Check every line for the word "this" and state how many lines have it. Reply with the number alone.

━━━━━━━━━━━━━━━━━━━━

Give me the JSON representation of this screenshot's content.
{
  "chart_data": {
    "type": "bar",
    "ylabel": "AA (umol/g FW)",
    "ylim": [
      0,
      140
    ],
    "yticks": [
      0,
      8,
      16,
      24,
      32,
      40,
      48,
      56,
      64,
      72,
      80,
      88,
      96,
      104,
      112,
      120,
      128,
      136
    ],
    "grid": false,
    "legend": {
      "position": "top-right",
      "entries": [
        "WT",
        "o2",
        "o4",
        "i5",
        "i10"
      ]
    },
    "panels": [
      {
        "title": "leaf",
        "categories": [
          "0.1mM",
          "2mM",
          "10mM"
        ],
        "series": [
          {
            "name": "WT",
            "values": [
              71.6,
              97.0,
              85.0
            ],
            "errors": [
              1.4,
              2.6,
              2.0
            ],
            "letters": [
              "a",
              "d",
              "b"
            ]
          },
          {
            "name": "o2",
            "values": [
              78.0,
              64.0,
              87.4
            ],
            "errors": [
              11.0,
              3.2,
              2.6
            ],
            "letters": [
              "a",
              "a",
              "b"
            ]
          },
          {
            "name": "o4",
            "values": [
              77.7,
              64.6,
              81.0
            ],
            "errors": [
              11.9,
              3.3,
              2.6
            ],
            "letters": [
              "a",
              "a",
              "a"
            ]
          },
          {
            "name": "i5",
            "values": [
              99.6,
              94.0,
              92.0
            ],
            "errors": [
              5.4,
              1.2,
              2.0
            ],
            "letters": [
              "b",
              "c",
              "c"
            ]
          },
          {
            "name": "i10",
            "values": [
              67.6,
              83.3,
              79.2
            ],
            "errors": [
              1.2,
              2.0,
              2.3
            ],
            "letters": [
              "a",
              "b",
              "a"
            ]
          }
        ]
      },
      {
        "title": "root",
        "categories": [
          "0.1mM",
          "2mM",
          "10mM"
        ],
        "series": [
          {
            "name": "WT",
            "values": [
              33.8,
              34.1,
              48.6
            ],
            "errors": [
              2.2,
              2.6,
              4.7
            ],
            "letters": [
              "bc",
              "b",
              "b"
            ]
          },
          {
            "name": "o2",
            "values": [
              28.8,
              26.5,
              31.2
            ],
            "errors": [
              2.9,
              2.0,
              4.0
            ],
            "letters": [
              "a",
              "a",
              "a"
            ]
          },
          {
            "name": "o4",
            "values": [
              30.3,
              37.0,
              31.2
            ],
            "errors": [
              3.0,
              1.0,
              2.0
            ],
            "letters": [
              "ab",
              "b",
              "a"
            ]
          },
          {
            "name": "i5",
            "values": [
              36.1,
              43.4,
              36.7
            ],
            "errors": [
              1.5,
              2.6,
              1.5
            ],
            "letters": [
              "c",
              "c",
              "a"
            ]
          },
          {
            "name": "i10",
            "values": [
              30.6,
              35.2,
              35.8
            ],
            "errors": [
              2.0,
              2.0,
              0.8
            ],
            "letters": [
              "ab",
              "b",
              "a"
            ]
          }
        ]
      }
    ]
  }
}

━━━━━━━━━━━━━━━━━━━━

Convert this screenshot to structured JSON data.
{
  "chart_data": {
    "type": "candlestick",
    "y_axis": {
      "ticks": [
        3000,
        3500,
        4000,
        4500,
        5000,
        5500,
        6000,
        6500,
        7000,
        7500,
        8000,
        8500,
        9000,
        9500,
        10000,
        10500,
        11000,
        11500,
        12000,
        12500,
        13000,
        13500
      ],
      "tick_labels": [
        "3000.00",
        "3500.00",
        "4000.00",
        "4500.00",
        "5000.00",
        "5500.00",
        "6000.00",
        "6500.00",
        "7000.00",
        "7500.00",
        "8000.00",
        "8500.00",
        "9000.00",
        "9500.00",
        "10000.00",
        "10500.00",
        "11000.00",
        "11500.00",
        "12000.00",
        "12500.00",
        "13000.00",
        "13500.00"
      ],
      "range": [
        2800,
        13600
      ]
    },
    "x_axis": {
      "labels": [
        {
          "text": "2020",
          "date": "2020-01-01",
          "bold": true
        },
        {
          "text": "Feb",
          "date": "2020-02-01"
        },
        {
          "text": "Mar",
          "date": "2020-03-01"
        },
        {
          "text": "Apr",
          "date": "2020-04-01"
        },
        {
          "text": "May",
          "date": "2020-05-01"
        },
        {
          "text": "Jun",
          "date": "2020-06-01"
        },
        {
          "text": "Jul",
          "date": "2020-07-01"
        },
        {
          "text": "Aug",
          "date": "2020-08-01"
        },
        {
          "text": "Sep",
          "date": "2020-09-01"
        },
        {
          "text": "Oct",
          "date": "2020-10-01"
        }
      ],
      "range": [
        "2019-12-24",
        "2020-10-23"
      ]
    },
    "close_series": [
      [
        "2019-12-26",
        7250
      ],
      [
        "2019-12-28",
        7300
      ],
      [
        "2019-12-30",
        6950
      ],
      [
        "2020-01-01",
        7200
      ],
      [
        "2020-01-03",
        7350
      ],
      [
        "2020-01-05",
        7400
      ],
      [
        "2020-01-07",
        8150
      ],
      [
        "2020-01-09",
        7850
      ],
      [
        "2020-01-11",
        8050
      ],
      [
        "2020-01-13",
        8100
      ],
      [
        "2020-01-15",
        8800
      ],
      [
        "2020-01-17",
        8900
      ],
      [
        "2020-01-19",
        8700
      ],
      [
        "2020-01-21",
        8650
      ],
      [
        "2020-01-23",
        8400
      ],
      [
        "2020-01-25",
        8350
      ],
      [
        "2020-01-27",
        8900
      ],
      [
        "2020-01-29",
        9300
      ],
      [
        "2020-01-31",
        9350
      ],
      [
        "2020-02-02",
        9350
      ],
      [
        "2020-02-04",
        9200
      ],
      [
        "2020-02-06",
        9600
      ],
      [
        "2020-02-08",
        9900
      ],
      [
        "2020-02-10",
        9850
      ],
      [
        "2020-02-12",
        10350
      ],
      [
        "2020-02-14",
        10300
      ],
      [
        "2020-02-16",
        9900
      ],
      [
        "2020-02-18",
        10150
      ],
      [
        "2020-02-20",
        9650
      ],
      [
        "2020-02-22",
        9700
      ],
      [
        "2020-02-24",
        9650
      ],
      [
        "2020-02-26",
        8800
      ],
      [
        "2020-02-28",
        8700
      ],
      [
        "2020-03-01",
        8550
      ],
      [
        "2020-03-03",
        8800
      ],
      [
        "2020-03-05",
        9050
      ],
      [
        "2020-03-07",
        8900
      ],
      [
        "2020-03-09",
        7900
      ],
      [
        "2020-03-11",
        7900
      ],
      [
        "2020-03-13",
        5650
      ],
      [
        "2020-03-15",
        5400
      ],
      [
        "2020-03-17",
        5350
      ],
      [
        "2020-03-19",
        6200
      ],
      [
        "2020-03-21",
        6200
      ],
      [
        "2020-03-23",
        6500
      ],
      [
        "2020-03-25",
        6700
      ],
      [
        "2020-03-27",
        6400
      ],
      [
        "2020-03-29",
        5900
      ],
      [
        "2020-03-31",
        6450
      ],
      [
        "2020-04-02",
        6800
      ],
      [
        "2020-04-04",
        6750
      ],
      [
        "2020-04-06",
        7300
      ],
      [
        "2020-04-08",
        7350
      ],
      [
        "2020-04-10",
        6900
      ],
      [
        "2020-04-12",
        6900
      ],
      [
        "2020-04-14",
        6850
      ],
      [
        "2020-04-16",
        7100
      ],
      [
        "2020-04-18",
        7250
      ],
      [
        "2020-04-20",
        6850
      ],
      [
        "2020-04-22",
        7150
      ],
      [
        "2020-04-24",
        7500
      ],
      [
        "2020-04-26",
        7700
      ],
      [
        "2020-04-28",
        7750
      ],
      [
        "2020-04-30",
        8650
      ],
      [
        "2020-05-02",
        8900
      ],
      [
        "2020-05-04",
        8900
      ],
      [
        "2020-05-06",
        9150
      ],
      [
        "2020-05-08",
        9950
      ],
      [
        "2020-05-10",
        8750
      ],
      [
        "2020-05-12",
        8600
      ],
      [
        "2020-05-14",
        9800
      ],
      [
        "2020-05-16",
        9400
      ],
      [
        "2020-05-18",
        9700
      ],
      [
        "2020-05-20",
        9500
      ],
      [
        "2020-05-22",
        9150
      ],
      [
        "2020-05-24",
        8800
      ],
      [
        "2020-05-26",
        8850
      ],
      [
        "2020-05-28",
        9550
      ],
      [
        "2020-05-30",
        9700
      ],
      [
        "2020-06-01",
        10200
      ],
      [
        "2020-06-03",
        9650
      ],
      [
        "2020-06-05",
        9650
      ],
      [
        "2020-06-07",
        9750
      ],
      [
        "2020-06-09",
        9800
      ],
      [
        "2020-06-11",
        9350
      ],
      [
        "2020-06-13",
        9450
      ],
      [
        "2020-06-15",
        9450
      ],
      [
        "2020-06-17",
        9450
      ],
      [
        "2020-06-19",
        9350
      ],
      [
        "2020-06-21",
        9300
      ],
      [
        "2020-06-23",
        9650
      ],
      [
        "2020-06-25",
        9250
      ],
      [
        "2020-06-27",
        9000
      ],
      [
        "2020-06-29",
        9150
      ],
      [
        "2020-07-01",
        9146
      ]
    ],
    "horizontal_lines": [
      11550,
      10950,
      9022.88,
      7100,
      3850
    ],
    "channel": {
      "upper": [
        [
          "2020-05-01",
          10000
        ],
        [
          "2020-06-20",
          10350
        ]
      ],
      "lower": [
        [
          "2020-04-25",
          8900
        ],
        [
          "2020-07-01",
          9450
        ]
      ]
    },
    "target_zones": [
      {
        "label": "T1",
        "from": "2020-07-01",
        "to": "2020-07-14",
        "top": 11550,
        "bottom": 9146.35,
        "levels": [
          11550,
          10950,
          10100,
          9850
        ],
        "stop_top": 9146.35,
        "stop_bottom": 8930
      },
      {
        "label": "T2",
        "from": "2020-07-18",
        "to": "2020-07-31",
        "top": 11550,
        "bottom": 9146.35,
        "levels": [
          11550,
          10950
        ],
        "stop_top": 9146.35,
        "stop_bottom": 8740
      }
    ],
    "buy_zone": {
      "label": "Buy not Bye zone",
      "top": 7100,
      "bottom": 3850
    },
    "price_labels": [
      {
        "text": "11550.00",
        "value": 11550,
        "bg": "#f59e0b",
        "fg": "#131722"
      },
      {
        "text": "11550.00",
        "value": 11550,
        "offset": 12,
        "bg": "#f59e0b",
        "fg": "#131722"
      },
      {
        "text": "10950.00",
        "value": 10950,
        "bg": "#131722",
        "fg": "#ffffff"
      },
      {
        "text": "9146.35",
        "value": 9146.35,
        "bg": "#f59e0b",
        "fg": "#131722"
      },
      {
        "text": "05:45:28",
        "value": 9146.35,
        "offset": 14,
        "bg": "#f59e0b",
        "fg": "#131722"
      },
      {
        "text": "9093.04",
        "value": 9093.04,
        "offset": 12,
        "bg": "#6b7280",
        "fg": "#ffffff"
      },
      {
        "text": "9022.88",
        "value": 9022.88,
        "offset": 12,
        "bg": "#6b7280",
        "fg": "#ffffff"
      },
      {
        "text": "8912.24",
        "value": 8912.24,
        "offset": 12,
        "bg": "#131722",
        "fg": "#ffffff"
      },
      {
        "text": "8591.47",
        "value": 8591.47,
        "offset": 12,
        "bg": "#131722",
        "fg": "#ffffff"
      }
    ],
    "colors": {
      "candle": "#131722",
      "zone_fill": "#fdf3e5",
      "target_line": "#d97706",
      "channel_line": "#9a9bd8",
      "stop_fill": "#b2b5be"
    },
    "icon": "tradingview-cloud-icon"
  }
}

━━━━━━━━━━━━━━━━━━━━

| FULL RESPONSE |
2